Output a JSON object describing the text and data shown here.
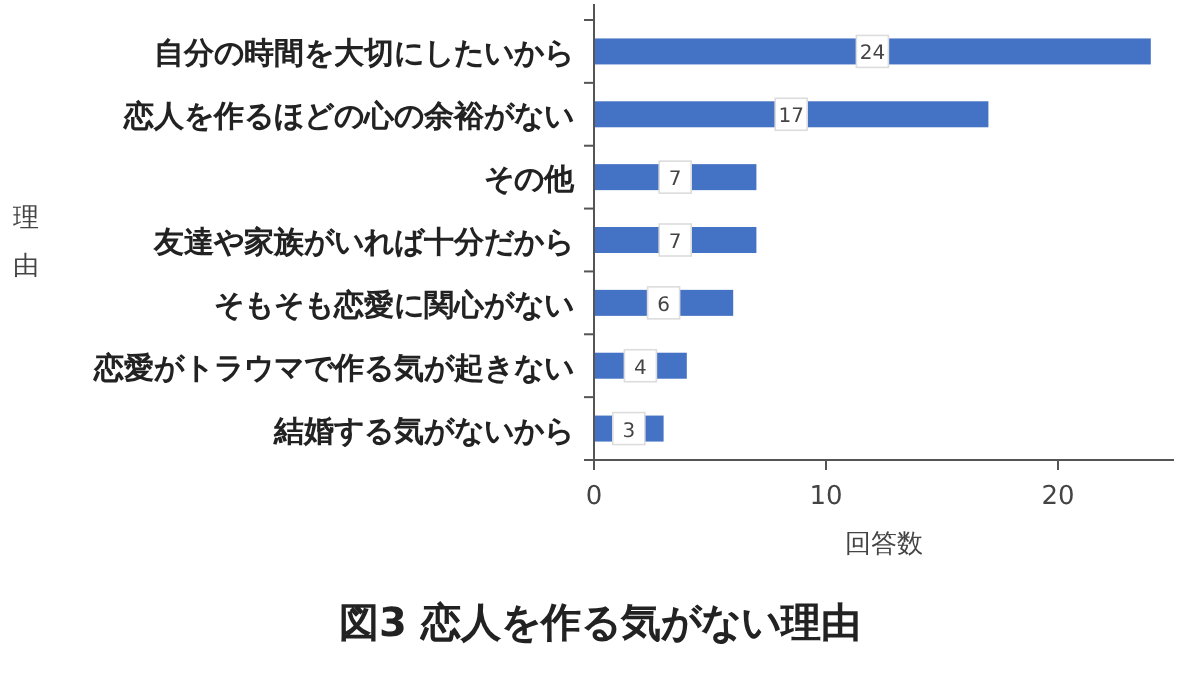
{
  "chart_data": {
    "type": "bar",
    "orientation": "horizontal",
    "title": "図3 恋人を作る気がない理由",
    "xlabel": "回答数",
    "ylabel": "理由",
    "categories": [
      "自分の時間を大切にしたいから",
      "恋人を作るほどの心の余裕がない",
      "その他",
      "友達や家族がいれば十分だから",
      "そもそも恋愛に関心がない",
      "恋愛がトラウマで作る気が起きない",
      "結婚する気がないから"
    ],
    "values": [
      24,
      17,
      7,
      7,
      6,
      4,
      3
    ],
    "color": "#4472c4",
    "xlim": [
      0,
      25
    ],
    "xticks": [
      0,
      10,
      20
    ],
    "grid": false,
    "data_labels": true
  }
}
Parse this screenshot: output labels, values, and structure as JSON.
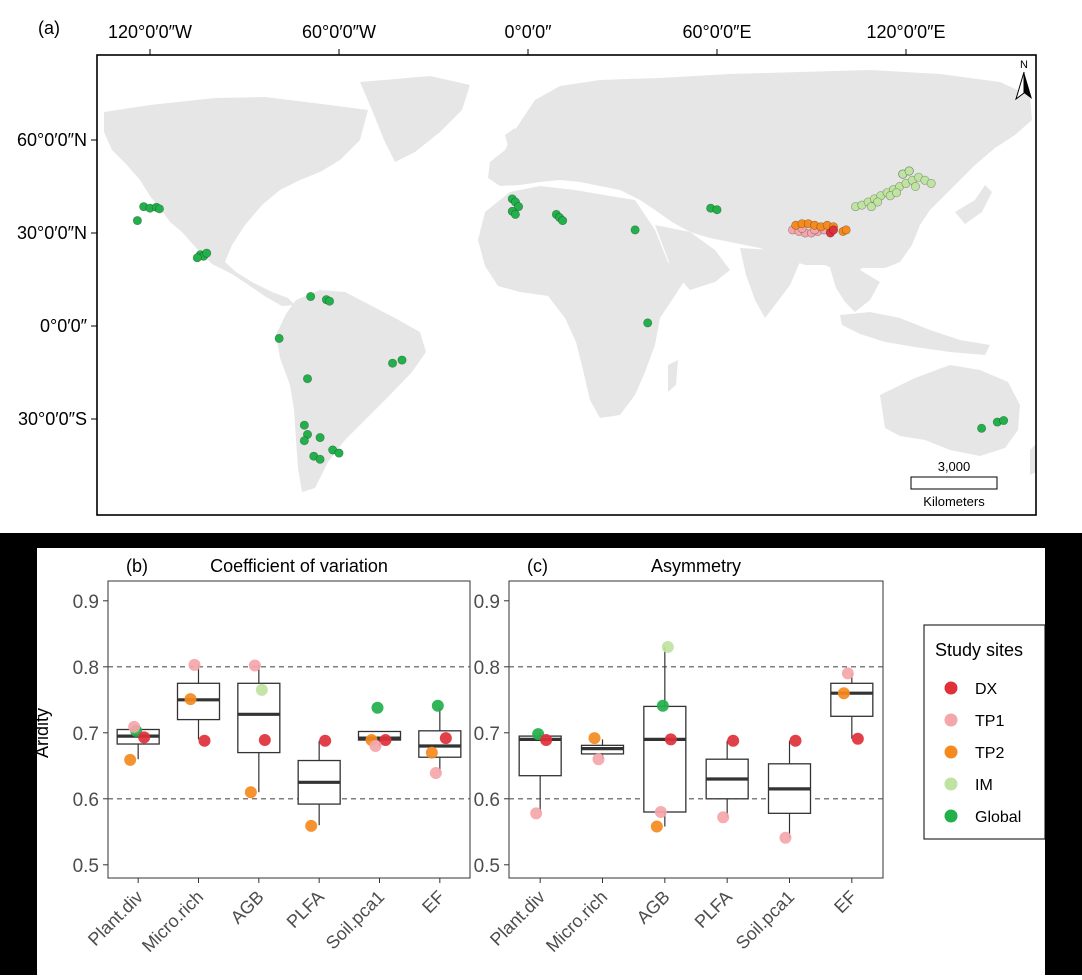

◆ ◆ ◆ ◆ ◆

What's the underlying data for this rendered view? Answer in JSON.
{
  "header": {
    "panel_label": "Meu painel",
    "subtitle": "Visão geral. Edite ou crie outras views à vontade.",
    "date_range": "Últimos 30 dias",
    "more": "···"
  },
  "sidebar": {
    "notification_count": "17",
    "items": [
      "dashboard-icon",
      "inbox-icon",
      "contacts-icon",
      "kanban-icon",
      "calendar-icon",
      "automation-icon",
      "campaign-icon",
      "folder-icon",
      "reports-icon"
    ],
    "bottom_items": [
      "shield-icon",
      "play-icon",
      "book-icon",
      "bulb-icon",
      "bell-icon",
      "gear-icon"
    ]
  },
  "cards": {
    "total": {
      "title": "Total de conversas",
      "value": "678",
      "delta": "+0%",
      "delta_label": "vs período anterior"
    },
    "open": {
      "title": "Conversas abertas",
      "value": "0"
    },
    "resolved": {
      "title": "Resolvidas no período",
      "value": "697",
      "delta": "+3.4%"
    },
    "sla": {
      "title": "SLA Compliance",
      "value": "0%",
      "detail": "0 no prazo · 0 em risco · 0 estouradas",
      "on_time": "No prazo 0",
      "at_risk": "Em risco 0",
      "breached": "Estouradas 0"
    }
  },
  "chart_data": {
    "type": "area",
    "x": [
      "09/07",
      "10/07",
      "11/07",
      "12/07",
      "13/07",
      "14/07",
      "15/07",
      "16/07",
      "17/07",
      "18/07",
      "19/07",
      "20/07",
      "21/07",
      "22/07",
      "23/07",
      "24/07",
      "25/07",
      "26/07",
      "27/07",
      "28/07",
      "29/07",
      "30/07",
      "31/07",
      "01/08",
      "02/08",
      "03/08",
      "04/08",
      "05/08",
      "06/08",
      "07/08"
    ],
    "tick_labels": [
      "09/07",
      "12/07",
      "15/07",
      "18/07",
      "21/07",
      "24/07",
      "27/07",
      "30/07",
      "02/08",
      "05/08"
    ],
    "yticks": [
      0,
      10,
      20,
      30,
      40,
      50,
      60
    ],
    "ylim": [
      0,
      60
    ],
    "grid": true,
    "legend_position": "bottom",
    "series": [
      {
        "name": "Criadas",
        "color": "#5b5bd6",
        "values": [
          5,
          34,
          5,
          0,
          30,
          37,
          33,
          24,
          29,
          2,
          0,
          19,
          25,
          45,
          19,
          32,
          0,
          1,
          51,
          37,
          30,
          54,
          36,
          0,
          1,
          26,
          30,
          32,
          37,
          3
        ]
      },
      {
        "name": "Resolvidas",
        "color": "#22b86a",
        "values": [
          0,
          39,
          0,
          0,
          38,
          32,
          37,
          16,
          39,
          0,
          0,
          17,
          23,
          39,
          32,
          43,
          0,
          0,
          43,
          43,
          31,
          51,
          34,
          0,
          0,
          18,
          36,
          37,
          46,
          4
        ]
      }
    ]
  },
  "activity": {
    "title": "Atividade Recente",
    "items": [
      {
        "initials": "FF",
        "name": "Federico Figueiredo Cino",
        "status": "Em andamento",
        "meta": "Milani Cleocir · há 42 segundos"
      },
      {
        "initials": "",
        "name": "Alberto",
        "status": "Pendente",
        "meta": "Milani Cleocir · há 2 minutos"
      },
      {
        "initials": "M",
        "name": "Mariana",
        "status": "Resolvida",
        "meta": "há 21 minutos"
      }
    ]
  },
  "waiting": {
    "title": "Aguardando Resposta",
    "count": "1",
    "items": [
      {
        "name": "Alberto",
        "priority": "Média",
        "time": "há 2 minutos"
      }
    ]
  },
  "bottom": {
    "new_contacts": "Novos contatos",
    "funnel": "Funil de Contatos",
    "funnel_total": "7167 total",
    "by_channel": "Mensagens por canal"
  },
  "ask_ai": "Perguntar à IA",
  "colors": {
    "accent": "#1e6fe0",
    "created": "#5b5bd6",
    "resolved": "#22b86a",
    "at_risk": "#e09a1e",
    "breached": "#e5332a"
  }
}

◆ ◆ ◆ ◆ ◆

Description of the task:
Write out, exactly and with nothing added, everything from the line with "Output a JSON" down to the line with "Parse this screenshot: output", both included. Drop any pictures.

Output for this task:
Output a JSON object describing the text and data shown here.
{
  "chart_data": {
    "type": "bar",
    "orientation": "horizontal",
    "title": "図3 恋人を作る気がない理由",
    "xlabel": "回答数",
    "ylabel": "理由",
    "categories": [
      "自分の時間を大切にしたいから",
      "恋人を作るほどの心の余裕がない",
      "その他",
      "友達や家族がいれば十分だから",
      "そもそも恋愛に関心がない",
      "恋愛がトラウマで作る気が起きない",
      "結婚する気がないから"
    ],
    "values": [
      24,
      17,
      7,
      7,
      6,
      4,
      3
    ],
    "color": "#4472c4",
    "xlim": [
      0,
      25
    ],
    "xticks": [
      0,
      10,
      20
    ],
    "grid": false,
    "data_labels": true
  }
}
Parse this screenshot: output labels, values, and structure as JSON.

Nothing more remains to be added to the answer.